Images appear in the records below; leave them out and repeat everything else exactly.

[Data excerpts]
---------------

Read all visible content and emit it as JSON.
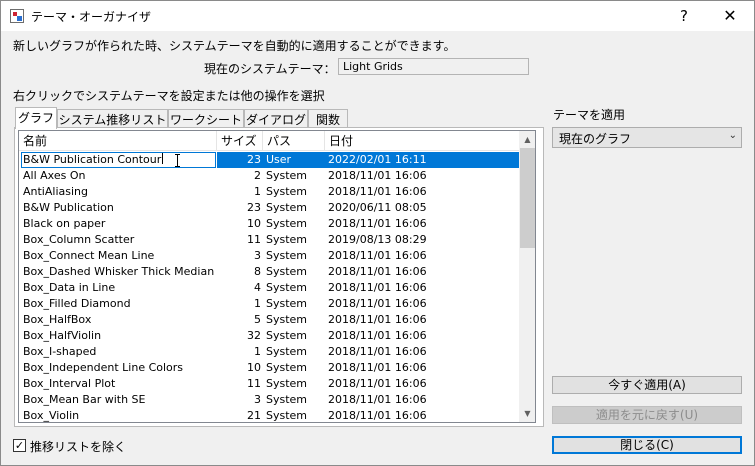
{
  "window": {
    "title": "テーマ・オーガナイザ",
    "help_label": "?",
    "close_label": "✕"
  },
  "intro_text": "新しいグラフが作られた時、システムテーマを自動的に適用することができます。",
  "current_theme": {
    "label": "現在のシステムテーマ：",
    "value": "Light Grids"
  },
  "right_click_hint": "右クリックでシステムテーマを設定または他の操作を選択",
  "tabs": [
    {
      "label": "グラフ",
      "active": true
    },
    {
      "label": "システム推移リスト"
    },
    {
      "label": "ワークシート"
    },
    {
      "label": "ダイアログ"
    },
    {
      "label": "関数"
    }
  ],
  "list": {
    "columns": {
      "name": "名前",
      "size": "サイズ",
      "path": "パス",
      "date": "日付"
    },
    "rows": [
      {
        "name": "B&W Publication Contour",
        "size": "23",
        "path": "User",
        "date": "2022/02/01 16:11",
        "selected": true
      },
      {
        "name": "All Axes On",
        "size": "2",
        "path": "System",
        "date": "2018/11/01 16:06"
      },
      {
        "name": "AntiAliasing",
        "size": "1",
        "path": "System",
        "date": "2018/11/01 16:06"
      },
      {
        "name": "B&W Publication",
        "size": "23",
        "path": "System",
        "date": "2020/06/11 08:05"
      },
      {
        "name": "Black on paper",
        "size": "10",
        "path": "System",
        "date": "2018/11/01 16:06"
      },
      {
        "name": "Box_Column Scatter",
        "size": "11",
        "path": "System",
        "date": "2019/08/13 08:29"
      },
      {
        "name": "Box_Connect Mean Line",
        "size": "3",
        "path": "System",
        "date": "2018/11/01 16:06"
      },
      {
        "name": "Box_Dashed Whisker Thick Median",
        "size": "8",
        "path": "System",
        "date": "2018/11/01 16:06"
      },
      {
        "name": "Box_Data in Line",
        "size": "4",
        "path": "System",
        "date": "2018/11/01 16:06"
      },
      {
        "name": "Box_Filled Diamond",
        "size": "1",
        "path": "System",
        "date": "2018/11/01 16:06"
      },
      {
        "name": "Box_HalfBox",
        "size": "5",
        "path": "System",
        "date": "2018/11/01 16:06"
      },
      {
        "name": "Box_HalfViolin",
        "size": "32",
        "path": "System",
        "date": "2018/11/01 16:06"
      },
      {
        "name": "Box_I-shaped",
        "size": "1",
        "path": "System",
        "date": "2018/11/01 16:06"
      },
      {
        "name": "Box_Independent Line Colors",
        "size": "10",
        "path": "System",
        "date": "2018/11/01 16:06"
      },
      {
        "name": "Box_Interval Plot",
        "size": "11",
        "path": "System",
        "date": "2018/11/01 16:06"
      },
      {
        "name": "Box_Mean Bar with SE",
        "size": "3",
        "path": "System",
        "date": "2018/11/01 16:06"
      },
      {
        "name": "Box_Violin",
        "size": "21",
        "path": "System",
        "date": "2018/11/01 16:06"
      }
    ]
  },
  "apply_theme": {
    "label": "テーマを適用",
    "selected": "現在のグラフ"
  },
  "buttons": {
    "apply_now": "今すぐ適用(A)",
    "undo_apply": "適用を元に戻す(U)",
    "close": "閉じる(C)"
  },
  "exclude_checkbox": {
    "label": "推移リストを除く",
    "checked": true,
    "mark": "✓"
  },
  "icons": {
    "scroll_up": "▲",
    "scroll_down": "▼",
    "dropdown": "⌄"
  },
  "colors": {
    "selection": "#0078d7"
  }
}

---------------

THE RESULT:
Read all visible content and emit it as JSON.
{
  "window": {
    "title": "テーマ・オーガナイザ",
    "help_label": "?",
    "close_label": "✕"
  },
  "intro_text": "新しいグラフが作られた時、システムテーマを自動的に適用することができます。",
  "current_theme": {
    "label": "現在のシステムテーマ：",
    "value": "Light Grids"
  },
  "right_click_hint": "右クリックでシステムテーマを設定または他の操作を選択",
  "tabs": [
    {
      "label": "グラフ",
      "active": true
    },
    {
      "label": "システム推移リスト"
    },
    {
      "label": "ワークシート"
    },
    {
      "label": "ダイアログ"
    },
    {
      "label": "関数"
    }
  ],
  "list": {
    "columns": {
      "name": "名前",
      "size": "サイズ",
      "path": "パス",
      "date": "日付"
    },
    "rows": [
      {
        "name": "B&W Publication Contour",
        "size": "23",
        "path": "User",
        "date": "2022/02/01 16:11",
        "selected": true
      },
      {
        "name": "All Axes On",
        "size": "2",
        "path": "System",
        "date": "2018/11/01 16:06"
      },
      {
        "name": "AntiAliasing",
        "size": "1",
        "path": "System",
        "date": "2018/11/01 16:06"
      },
      {
        "name": "B&W Publication",
        "size": "23",
        "path": "System",
        "date": "2020/06/11 08:05"
      },
      {
        "name": "Black on paper",
        "size": "10",
        "path": "System",
        "date": "2018/11/01 16:06"
      },
      {
        "name": "Box_Column Scatter",
        "size": "11",
        "path": "System",
        "date": "2019/08/13 08:29"
      },
      {
        "name": "Box_Connect Mean Line",
        "size": "3",
        "path": "System",
        "date": "2018/11/01 16:06"
      },
      {
        "name": "Box_Dashed Whisker Thick Median",
        "size": "8",
        "path": "System",
        "date": "2018/11/01 16:06"
      },
      {
        "name": "Box_Data in Line",
        "size": "4",
        "path": "System",
        "date": "2018/11/01 16:06"
      },
      {
        "name": "Box_Filled Diamond",
        "size": "1",
        "path": "System",
        "date": "2018/11/01 16:06"
      },
      {
        "name": "Box_HalfBox",
        "size": "5",
        "path": "System",
        "date": "2018/11/01 16:06"
      },
      {
        "name": "Box_HalfViolin",
        "size": "32",
        "path": "System",
        "date": "2018/11/01 16:06"
      },
      {
        "name": "Box_I-shaped",
        "size": "1",
        "path": "System",
        "date": "2018/11/01 16:06"
      },
      {
        "name": "Box_Independent Line Colors",
        "size": "10",
        "path": "System",
        "date": "2018/11/01 16:06"
      },
      {
        "name": "Box_Interval Plot",
        "size": "11",
        "path": "System",
        "date": "2018/11/01 16:06"
      },
      {
        "name": "Box_Mean Bar with SE",
        "size": "3",
        "path": "System",
        "date": "2018/11/01 16:06"
      },
      {
        "name": "Box_Violin",
        "size": "21",
        "path": "System",
        "date": "2018/11/01 16:06"
      }
    ]
  },
  "apply_theme": {
    "label": "テーマを適用",
    "selected": "現在のグラフ"
  },
  "buttons": {
    "apply_now": "今すぐ適用(A)",
    "undo_apply": "適用を元に戻す(U)",
    "close": "閉じる(C)"
  },
  "exclude_checkbox": {
    "label": "推移リストを除く",
    "checked": true,
    "mark": "✓"
  },
  "icons": {
    "scroll_up": "▲",
    "scroll_down": "▼",
    "dropdown": "⌄"
  },
  "colors": {
    "selection": "#0078d7"
  }
}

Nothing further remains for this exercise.